**TASK TO COMPLETE:**
Can you write out all the lines word for word, with no pictures?

[begin EXTRACTED ENTRIES]

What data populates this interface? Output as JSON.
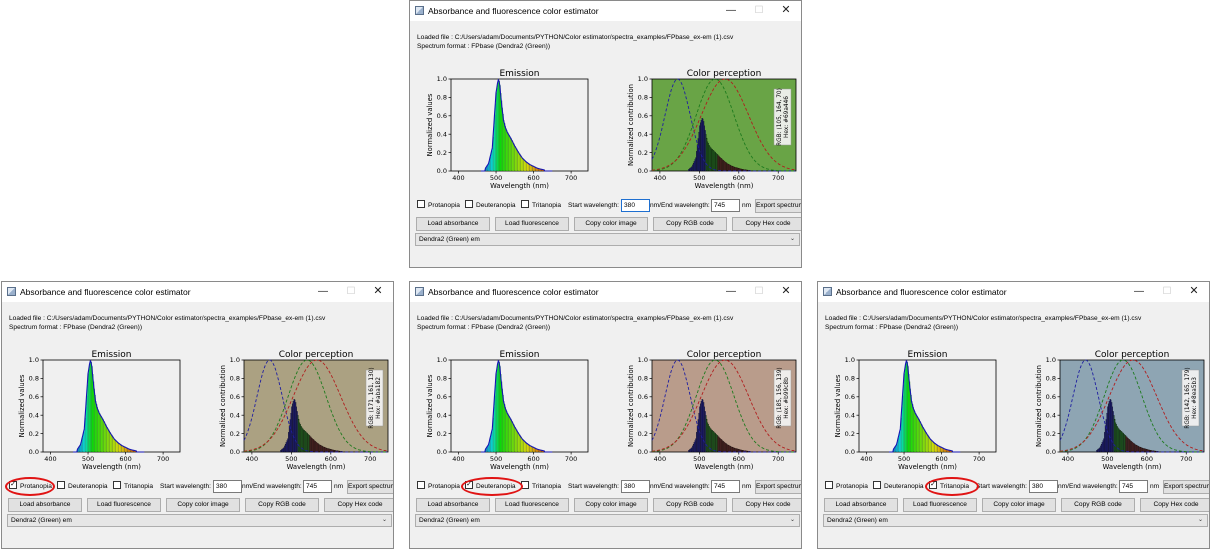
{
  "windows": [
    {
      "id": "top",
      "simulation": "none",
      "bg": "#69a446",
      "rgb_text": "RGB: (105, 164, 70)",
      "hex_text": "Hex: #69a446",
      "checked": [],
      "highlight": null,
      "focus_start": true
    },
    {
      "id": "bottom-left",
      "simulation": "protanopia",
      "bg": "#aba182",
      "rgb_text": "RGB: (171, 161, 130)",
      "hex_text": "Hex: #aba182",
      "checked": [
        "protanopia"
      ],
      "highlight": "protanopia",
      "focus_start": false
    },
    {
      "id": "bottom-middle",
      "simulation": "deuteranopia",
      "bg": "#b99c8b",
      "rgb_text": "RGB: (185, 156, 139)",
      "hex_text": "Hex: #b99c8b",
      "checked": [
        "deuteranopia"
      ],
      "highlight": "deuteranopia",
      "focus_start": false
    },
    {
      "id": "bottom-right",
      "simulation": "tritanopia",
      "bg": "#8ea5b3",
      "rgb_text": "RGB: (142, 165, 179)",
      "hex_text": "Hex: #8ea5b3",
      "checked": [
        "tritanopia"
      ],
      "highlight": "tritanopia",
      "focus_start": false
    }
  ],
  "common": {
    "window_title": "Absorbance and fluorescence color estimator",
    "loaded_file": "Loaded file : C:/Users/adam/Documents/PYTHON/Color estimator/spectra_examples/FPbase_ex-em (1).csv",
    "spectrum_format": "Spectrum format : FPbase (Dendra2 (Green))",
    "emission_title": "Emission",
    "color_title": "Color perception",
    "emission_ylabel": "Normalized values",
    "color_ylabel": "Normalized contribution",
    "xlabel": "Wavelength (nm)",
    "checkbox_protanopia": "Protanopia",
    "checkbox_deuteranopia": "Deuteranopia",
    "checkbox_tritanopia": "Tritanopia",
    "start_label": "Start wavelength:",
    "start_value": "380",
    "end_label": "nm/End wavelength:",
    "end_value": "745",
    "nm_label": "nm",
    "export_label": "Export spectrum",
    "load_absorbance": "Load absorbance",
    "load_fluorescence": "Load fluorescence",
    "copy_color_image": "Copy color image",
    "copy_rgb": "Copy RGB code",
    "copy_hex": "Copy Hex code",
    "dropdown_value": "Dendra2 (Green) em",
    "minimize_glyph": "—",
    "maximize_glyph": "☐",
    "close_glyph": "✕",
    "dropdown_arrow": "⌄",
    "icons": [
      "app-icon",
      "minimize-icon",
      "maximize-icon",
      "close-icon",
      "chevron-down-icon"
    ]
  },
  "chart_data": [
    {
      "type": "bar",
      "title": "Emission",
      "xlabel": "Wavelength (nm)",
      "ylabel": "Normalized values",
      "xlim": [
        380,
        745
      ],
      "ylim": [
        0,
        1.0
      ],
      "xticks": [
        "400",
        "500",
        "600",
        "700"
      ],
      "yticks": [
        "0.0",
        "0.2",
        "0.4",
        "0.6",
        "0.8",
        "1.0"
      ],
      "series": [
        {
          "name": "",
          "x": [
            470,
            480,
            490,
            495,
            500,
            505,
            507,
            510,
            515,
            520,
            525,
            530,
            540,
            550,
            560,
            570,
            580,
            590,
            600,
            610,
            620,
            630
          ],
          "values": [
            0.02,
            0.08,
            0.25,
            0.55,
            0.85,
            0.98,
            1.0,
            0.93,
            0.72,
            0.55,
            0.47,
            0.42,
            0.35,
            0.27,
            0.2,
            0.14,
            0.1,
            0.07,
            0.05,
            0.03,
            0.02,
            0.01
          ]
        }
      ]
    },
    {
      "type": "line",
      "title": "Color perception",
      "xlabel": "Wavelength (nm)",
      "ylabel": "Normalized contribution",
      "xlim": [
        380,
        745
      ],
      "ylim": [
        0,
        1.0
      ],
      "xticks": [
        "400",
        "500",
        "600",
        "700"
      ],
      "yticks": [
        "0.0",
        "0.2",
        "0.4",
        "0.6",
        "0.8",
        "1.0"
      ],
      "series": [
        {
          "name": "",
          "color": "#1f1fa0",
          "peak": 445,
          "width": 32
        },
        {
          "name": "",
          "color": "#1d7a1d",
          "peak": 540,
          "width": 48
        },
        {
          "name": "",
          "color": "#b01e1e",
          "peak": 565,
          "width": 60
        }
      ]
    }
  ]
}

[end EXTRACTED ENTRIES]

**REPLY TO THE TASK:**
What data populates this interface? Output as JSON.
{
  "windows": [
    {
      "id": "top",
      "simulation": "none",
      "bg": "#69a446",
      "rgb_text": "RGB: (105, 164, 70)",
      "hex_text": "Hex: #69a446",
      "checked": [],
      "highlight": null,
      "focus_start": true
    },
    {
      "id": "bottom-left",
      "simulation": "protanopia",
      "bg": "#aba182",
      "rgb_text": "RGB: (171, 161, 130)",
      "hex_text": "Hex: #aba182",
      "checked": [
        "protanopia"
      ],
      "highlight": "protanopia",
      "focus_start": false
    },
    {
      "id": "bottom-middle",
      "simulation": "deuteranopia",
      "bg": "#b99c8b",
      "rgb_text": "RGB: (185, 156, 139)",
      "hex_text": "Hex: #b99c8b",
      "checked": [
        "deuteranopia"
      ],
      "highlight": "deuteranopia",
      "focus_start": false
    },
    {
      "id": "bottom-right",
      "simulation": "tritanopia",
      "bg": "#8ea5b3",
      "rgb_text": "RGB: (142, 165, 179)",
      "hex_text": "Hex: #8ea5b3",
      "checked": [
        "tritanopia"
      ],
      "highlight": "tritanopia",
      "focus_start": false
    }
  ],
  "common": {
    "window_title": "Absorbance and fluorescence color estimator",
    "loaded_file": "Loaded file : C:/Users/adam/Documents/PYTHON/Color estimator/spectra_examples/FPbase_ex-em (1).csv",
    "spectrum_format": "Spectrum format : FPbase (Dendra2 (Green))",
    "emission_title": "Emission",
    "color_title": "Color perception",
    "emission_ylabel": "Normalized values",
    "color_ylabel": "Normalized contribution",
    "xlabel": "Wavelength (nm)",
    "checkbox_protanopia": "Protanopia",
    "checkbox_deuteranopia": "Deuteranopia",
    "checkbox_tritanopia": "Tritanopia",
    "start_label": "Start wavelength:",
    "start_value": "380",
    "end_label": "nm/End wavelength:",
    "end_value": "745",
    "nm_label": "nm",
    "export_label": "Export spectrum",
    "load_absorbance": "Load absorbance",
    "load_fluorescence": "Load fluorescence",
    "copy_color_image": "Copy color image",
    "copy_rgb": "Copy RGB code",
    "copy_hex": "Copy Hex code",
    "dropdown_value": "Dendra2 (Green) em",
    "minimize_glyph": "—",
    "maximize_glyph": "☐",
    "close_glyph": "✕",
    "dropdown_arrow": "⌄",
    "icons": [
      "app-icon",
      "minimize-icon",
      "maximize-icon",
      "close-icon",
      "chevron-down-icon"
    ]
  },
  "chart_data": [
    {
      "type": "bar",
      "title": "Emission",
      "xlabel": "Wavelength (nm)",
      "ylabel": "Normalized values",
      "xlim": [
        380,
        745
      ],
      "ylim": [
        0,
        1.0
      ],
      "xticks": [
        "400",
        "500",
        "600",
        "700"
      ],
      "yticks": [
        "0.0",
        "0.2",
        "0.4",
        "0.6",
        "0.8",
        "1.0"
      ],
      "series": [
        {
          "name": "",
          "x": [
            470,
            480,
            490,
            495,
            500,
            505,
            507,
            510,
            515,
            520,
            525,
            530,
            540,
            550,
            560,
            570,
            580,
            590,
            600,
            610,
            620,
            630
          ],
          "values": [
            0.02,
            0.08,
            0.25,
            0.55,
            0.85,
            0.98,
            1.0,
            0.93,
            0.72,
            0.55,
            0.47,
            0.42,
            0.35,
            0.27,
            0.2,
            0.14,
            0.1,
            0.07,
            0.05,
            0.03,
            0.02,
            0.01
          ]
        }
      ]
    },
    {
      "type": "line",
      "title": "Color perception",
      "xlabel": "Wavelength (nm)",
      "ylabel": "Normalized contribution",
      "xlim": [
        380,
        745
      ],
      "ylim": [
        0,
        1.0
      ],
      "xticks": [
        "400",
        "500",
        "600",
        "700"
      ],
      "yticks": [
        "0.0",
        "0.2",
        "0.4",
        "0.6",
        "0.8",
        "1.0"
      ],
      "series": [
        {
          "name": "",
          "color": "#1f1fa0",
          "peak": 445,
          "width": 32
        },
        {
          "name": "",
          "color": "#1d7a1d",
          "peak": 540,
          "width": 48
        },
        {
          "name": "",
          "color": "#b01e1e",
          "peak": 565,
          "width": 60
        }
      ]
    }
  ]
}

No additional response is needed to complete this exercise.